WHAT TO PRODUCE:
Pick out every line in the data below that holds "basket".

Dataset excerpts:
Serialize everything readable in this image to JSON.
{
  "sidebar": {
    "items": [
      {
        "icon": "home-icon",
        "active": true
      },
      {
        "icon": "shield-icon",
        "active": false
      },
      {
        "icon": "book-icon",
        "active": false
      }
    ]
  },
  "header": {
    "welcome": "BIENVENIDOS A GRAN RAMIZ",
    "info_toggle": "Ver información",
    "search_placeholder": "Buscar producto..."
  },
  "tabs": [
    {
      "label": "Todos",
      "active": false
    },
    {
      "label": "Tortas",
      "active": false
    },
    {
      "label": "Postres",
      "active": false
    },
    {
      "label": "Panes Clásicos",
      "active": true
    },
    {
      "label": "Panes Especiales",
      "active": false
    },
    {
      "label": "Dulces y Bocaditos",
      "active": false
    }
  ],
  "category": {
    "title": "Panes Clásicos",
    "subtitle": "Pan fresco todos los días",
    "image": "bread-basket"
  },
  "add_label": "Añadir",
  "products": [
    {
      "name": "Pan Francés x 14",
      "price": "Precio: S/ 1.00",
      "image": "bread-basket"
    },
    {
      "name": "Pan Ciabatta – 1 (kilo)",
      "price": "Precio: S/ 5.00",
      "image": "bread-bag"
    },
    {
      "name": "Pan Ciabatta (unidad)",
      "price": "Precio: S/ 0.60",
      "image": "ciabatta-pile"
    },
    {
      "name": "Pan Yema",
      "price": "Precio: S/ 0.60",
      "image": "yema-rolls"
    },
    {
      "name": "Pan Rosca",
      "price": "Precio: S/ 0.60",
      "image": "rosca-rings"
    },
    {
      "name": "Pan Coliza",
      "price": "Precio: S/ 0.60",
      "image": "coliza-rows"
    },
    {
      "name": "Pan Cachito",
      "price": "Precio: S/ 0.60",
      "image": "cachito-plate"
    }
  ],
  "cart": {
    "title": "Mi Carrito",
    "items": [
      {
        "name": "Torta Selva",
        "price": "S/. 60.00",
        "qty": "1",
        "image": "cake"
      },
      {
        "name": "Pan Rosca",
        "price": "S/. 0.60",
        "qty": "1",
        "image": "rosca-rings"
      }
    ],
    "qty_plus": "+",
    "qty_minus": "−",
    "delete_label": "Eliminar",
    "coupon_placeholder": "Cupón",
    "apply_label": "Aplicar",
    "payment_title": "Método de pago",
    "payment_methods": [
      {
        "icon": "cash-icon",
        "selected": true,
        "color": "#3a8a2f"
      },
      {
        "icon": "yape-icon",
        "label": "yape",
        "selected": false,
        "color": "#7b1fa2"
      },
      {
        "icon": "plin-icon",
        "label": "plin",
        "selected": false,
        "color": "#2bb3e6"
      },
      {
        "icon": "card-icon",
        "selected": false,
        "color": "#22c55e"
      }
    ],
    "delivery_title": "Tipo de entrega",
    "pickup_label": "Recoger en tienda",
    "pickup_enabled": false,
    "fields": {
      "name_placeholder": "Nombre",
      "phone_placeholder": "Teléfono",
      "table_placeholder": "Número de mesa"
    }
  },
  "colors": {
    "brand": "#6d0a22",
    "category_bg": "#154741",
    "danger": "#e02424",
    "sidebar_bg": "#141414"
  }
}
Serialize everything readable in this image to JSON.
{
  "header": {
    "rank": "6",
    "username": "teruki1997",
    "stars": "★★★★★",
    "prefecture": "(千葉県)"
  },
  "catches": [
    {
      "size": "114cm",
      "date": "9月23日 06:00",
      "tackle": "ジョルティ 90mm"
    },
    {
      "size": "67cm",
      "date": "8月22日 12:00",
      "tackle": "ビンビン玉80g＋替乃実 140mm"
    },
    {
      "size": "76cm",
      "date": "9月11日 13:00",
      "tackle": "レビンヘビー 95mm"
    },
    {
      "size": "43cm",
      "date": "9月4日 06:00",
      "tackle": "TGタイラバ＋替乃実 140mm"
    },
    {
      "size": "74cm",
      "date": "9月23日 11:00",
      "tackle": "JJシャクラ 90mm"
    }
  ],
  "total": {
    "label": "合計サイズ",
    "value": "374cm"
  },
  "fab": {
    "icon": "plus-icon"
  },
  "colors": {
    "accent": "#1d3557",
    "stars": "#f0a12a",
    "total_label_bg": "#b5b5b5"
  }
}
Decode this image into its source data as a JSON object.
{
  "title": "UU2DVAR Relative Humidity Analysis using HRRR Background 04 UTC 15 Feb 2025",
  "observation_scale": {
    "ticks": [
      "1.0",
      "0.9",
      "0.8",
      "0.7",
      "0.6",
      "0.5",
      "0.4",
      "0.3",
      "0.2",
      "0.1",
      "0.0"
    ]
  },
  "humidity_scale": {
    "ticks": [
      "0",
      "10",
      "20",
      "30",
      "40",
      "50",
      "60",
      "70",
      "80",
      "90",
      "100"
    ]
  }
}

ANSWER TO THIS TASK:
    "image": "bread-basket"
      "image": "bread-basket"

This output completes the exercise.